◆ Requirements
Give back, unchanged, the lines from the one containing "detect and localize" through the one containing "kap-input[interactable]: [868, 197, 925, 206]".

◆ Extracted information

[BEGIN]

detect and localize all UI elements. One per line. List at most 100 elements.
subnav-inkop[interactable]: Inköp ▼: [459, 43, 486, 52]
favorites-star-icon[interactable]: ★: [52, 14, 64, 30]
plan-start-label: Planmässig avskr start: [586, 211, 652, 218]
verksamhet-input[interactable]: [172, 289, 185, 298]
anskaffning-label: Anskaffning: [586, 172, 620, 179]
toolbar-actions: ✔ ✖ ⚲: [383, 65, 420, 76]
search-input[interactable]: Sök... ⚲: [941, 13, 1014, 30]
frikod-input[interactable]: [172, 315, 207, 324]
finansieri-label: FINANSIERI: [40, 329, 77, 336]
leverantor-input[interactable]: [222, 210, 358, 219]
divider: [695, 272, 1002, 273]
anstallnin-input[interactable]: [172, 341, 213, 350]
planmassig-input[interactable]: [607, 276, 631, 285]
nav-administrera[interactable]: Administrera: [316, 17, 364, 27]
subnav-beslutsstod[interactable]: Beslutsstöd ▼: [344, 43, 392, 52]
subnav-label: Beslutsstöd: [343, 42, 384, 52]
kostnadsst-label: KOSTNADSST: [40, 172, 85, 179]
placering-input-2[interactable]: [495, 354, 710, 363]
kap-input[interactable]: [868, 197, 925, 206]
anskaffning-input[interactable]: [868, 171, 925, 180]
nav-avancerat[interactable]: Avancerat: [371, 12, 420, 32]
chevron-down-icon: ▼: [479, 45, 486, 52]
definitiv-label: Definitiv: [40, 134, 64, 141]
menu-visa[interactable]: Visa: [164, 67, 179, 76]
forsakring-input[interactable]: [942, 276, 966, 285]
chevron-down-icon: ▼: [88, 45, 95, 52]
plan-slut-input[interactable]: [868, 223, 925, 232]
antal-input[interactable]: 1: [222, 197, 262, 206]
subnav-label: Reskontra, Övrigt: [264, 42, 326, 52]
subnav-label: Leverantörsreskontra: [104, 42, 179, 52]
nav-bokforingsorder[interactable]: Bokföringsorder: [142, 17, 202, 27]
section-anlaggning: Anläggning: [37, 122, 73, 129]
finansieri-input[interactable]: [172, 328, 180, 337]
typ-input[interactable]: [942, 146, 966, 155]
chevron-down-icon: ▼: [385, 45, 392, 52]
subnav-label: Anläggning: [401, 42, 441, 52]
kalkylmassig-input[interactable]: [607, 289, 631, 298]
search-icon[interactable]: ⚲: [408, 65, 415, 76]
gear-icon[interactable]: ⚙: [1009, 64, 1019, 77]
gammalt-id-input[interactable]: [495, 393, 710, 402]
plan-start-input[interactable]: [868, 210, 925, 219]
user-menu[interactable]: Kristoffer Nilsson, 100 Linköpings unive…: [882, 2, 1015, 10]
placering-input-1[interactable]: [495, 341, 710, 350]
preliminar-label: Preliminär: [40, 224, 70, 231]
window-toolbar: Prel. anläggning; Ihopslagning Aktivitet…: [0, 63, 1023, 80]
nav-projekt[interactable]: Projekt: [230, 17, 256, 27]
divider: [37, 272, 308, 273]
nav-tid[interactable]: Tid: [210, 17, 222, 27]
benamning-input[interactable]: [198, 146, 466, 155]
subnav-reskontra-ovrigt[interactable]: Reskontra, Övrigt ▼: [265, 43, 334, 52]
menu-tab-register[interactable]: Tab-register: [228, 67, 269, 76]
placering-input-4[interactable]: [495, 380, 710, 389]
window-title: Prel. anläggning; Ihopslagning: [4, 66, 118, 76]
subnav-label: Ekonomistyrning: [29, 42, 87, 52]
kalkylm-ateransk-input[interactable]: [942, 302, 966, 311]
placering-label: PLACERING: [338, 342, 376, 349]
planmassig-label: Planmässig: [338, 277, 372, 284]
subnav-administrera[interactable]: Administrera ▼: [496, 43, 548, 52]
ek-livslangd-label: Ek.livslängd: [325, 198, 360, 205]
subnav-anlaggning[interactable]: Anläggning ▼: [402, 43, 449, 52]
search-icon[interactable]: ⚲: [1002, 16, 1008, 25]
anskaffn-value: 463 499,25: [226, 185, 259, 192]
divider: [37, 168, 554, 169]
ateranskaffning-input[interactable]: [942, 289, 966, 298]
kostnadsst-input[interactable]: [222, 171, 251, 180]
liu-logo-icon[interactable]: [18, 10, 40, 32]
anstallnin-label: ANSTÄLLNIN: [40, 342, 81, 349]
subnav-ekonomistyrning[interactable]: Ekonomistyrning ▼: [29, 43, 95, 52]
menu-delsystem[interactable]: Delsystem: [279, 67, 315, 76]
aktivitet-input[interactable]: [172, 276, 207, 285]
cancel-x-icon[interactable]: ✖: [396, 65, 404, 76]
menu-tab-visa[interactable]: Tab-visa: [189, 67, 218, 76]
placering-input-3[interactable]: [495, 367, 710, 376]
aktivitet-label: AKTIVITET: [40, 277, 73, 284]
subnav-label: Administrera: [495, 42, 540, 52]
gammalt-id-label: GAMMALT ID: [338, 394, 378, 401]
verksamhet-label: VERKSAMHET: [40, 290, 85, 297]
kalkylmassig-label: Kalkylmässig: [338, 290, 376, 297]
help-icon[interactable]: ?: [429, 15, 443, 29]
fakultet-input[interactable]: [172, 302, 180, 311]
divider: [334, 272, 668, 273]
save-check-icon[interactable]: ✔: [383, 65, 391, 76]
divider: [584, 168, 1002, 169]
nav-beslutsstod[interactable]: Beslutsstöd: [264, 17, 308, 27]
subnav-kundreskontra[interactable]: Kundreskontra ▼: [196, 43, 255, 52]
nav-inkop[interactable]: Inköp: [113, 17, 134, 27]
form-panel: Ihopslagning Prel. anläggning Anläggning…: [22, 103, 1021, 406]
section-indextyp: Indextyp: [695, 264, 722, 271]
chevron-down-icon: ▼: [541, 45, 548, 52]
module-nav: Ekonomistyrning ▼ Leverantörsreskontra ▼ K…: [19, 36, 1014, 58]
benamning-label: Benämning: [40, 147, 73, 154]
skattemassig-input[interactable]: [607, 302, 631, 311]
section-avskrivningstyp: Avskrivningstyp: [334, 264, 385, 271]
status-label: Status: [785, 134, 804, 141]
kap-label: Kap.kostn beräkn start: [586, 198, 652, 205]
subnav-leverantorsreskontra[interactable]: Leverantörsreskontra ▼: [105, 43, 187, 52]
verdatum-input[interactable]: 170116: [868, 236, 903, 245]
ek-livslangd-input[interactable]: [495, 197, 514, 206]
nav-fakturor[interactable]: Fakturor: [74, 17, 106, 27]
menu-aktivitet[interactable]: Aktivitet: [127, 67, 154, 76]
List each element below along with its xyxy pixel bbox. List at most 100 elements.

[END]
[BEGIN]

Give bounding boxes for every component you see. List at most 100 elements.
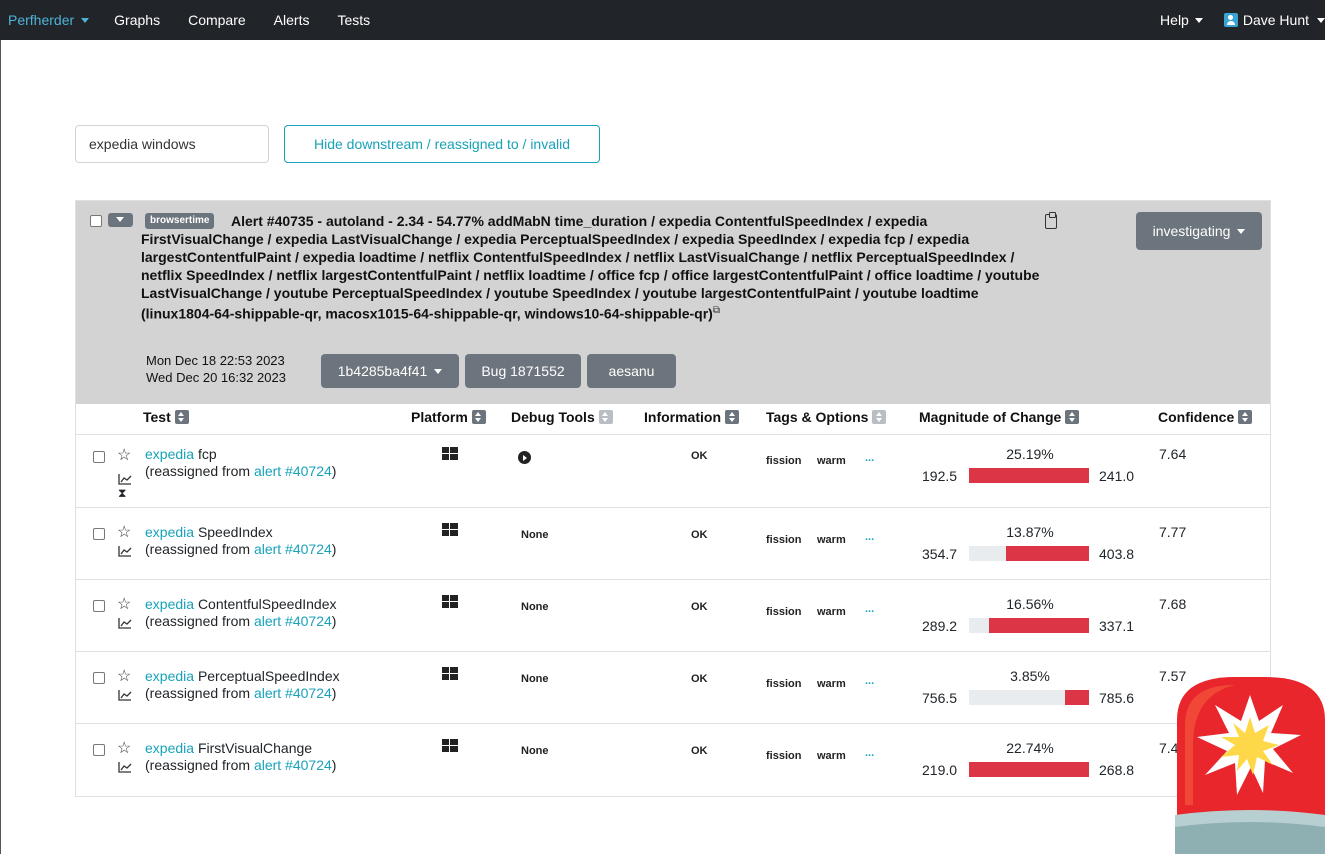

[END]

◆ Response to the task
detect and localize all UI elements. One per line. List at most 100 elements.
subnav-inkop[interactable]: Inköp ▼: [459, 43, 486, 52]
favorites-star-icon[interactable]: ★: [52, 14, 64, 30]
plan-start-label: Planmässig avskr start: [586, 211, 652, 218]
verksamhet-input[interactable]: [172, 289, 185, 298]
anskaffning-label: Anskaffning: [586, 172, 620, 179]
toolbar-actions: ✔ ✖ ⚲: [383, 65, 420, 76]
search-input[interactable]: Sök... ⚲: [941, 13, 1014, 30]
frikod-input[interactable]: [172, 315, 207, 324]
finansieri-label: FINANSIERI: [40, 329, 77, 336]
leverantor-input[interactable]: [222, 210, 358, 219]
divider: [695, 272, 1002, 273]
anstallnin-input[interactable]: [172, 341, 213, 350]
planmassig-input[interactable]: [607, 276, 631, 285]
nav-administrera[interactable]: Administrera: [316, 17, 364, 27]
subnav-beslutsstod[interactable]: Beslutsstöd ▼: [344, 43, 392, 52]
subnav-label: Beslutsstöd: [343, 42, 384, 52]
kostnadsst-label: KOSTNADSST: [40, 172, 85, 179]
placering-input-2[interactable]: [495, 354, 710, 363]
kap-input[interactable]: [868, 197, 925, 206]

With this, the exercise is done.